#### [ENTRIES PROVIDED]

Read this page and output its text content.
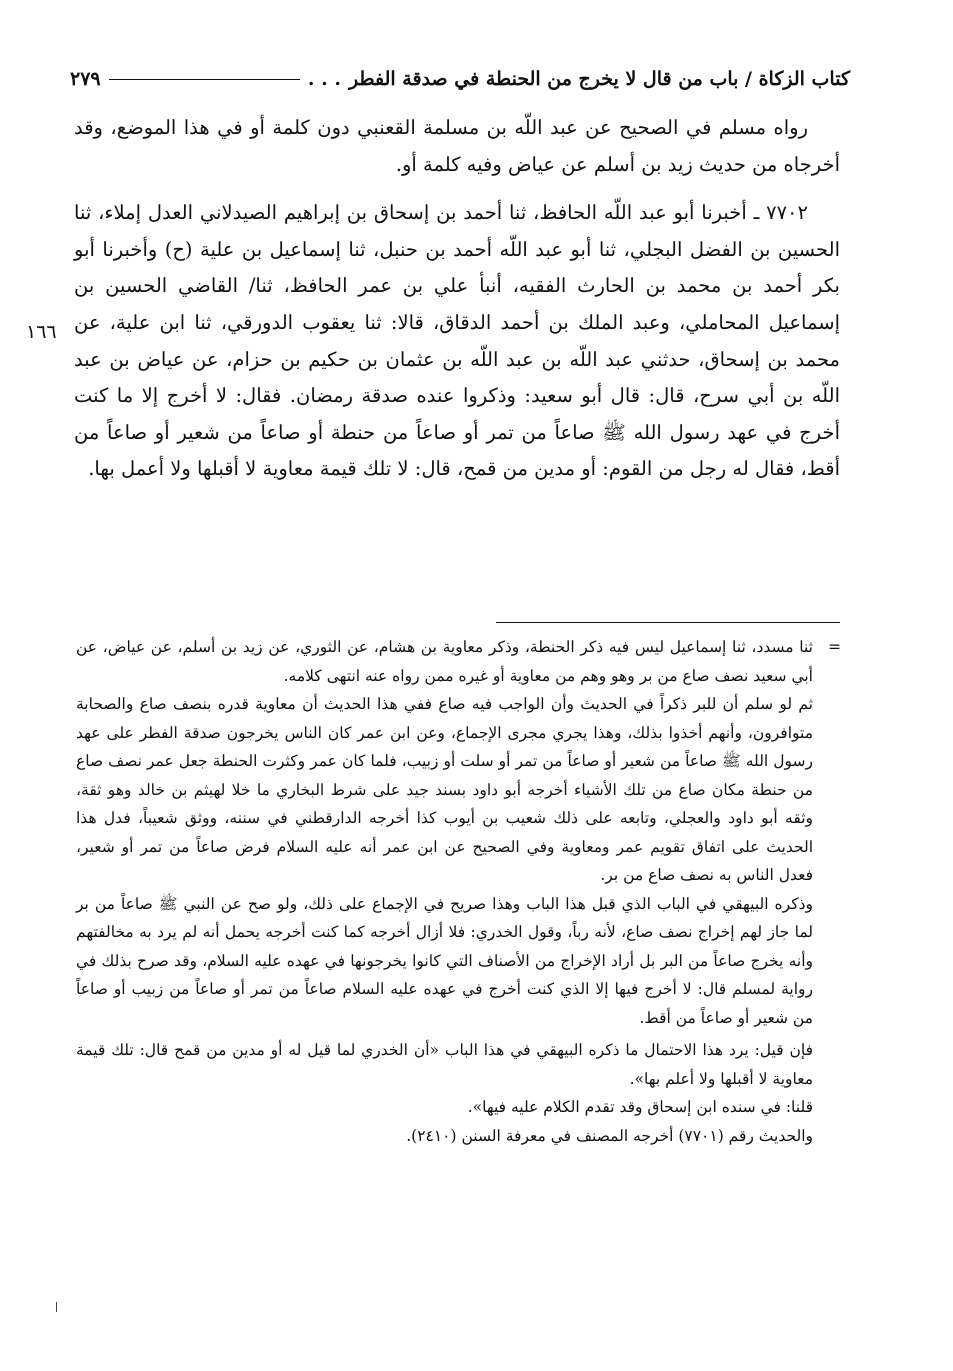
كتاب الزكاة / باب من قال لا يخرج من الحنطة في صدقة الفطر
. . .
٢٧٩

رواه مسلم في الصحيح عن عبد اللّه بن مسلمة القعنبي دون كلمة أو في هذا الموضع، وقد أخرجاه من حديث زيد بن أسلم عن عياض وفيه كلمة أو.

٧٧٠٢ ـ أخبرنا أبو عبد اللّه الحافظ، ثنا أحمد بن إسحاق بن إبراهيم الصيدلاني العدل إملاء، ثنا الحسين بن الفضل البجلي، ثنا أبو عبد اللّه أحمد بن حنبل، ثنا إسماعيل بن علية (ح) وأخبرنا أبو بكر أحمد بن محمد بن الحارث الفقيه، أنبأ علي بن عمر الحافظ، ثنا/ القاضي الحسين بن إسماعيل المحاملي، وعبد الملك بن أحمد الدقاق، قالا: ثنا يعقوب الدورقي، ثنا ابن علية، عن محمد بن إسحاق، حدثني عبد اللّه بن عبد اللّه بن عثمان بن حكيم بن حزام، عن عياض بن عبد اللّه بن أبي سرح، قال: قال أبو سعيد: وذكروا عنده صدقة رمضان. فقال: لا أخرج إلا ما كنت أخرج في عهد رسول الله ﷺ صاعاً من تمر أو صاعاً من حنطة أو صاعاً من شعير أو صاعاً من أقط، فقال له رجل من القوم: أو مدين من قمح، قال: لا تلك قيمة معاوية لا أقبلها ولا أعمل بها.

١٦٦

=
ثنا مسدد، ثنا إسماعيل ليس فيه ذكر الحنطة، وذكر معاوية بن هشام، عن الثوري، عن زيد بن أسلم، عن عياض، عن أبي سعيد نصف صاع من بر وهو وهم من معاوية أو غيره ممن رواه عنه انتهى كلامه.

ثم لو سلم أن للبر ذكراً في الحديث وأن الواجب فيه صاع ففي هذا الحديث أن معاوية قدره بنصف صاع والصحابة متوافرون، وأنهم أخذوا بذلك، وهذا يجري مجرى الإجماع، وعن ابن عمر كان الناس يخرجون صدقة الفطر على عهد رسول الله ﷺ صاعاً من شعير أو صاعاً من تمر أو سلت أو زبيب، فلما كان عمر وكثرت الحنطة جعل عمر نصف صاع من حنطة مكان صاع من تلك الأشياء أخرجه أبو داود بسند جيد على شرط البخاري ما خلا لهيثم بن خالد وهو ثقة، وثقه أبو داود والعجلي، وتابعه على ذلك شعيب بن أيوب كذا أخرجه الدارقطني في سننه، ووثق شعيباً، فدل هذا الحديث على اتفاق تقويم عمر ومعاوية وفي الصحيح عن ابن عمر أنه عليه السلام فرض صاعاً من تمر أو شعير، فعدل الناس به نصف صاع من بر.

وذكره البيهقي في الباب الذي قبل هذا الباب وهذا صريح في الإجماع على ذلك، ولو صح عن النبي ﷺ صاعاً من بر لما جاز لهم إخراج نصف صاع، لأنه رباً، وقول الخدري: فلا أزال أخرجه كما كنت أخرجه يحمل أنه لم يرد به مخالفتهم وأنه يخرج صاعاً من البر بل أراد الإخراج من الأصناف التي كانوا يخرجونها في عهده عليه السلام، وقد صرح بذلك في رواية لمسلم قال: لا أخرج فيها إلا الذي كنت أخرج في عهده عليه السلام صاعاً من تمر أو صاعاً من زبيب أو صاعاً من شعير أو صاعاً من أقط.

فإن قيل: يرد هذا الاحتمال ما ذكره البيهقي في هذا الباب «أن الخدري لما قيل له أو مدين من قمح قال: تلك قيمة معاوية لا أقبلها ولا أعلم بها».

قلنا: في سنده ابن إسحاق وقد تقدم الكلام عليه فيها».

والحديث رقم (٧٧٠١) أخرجه المصنف في معرفة السنن (٢٤١٠).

#### [YOUR TASK]
Each line above that holds the string "رواه" should be copied and shown.

#### [FULL RESPONSE]
رواه مسلم في الصحيح عن عبد اللّه بن مسلمة القعنبي دون كلمة أو في هذا الموضع، وقد أخرجاه من حديث زيد بن أسلم عن عياض وفيه كلمة أو.
ثنا مسدد، ثنا إسماعيل ليس فيه ذكر الحنطة، وذكر معاوية بن هشام، عن الثوري، عن زيد بن أسلم، عن عياض، عن أبي سعيد نصف صاع من بر وهو وهم من معاوية أو غيره ممن رواه عنه انتهى كلامه.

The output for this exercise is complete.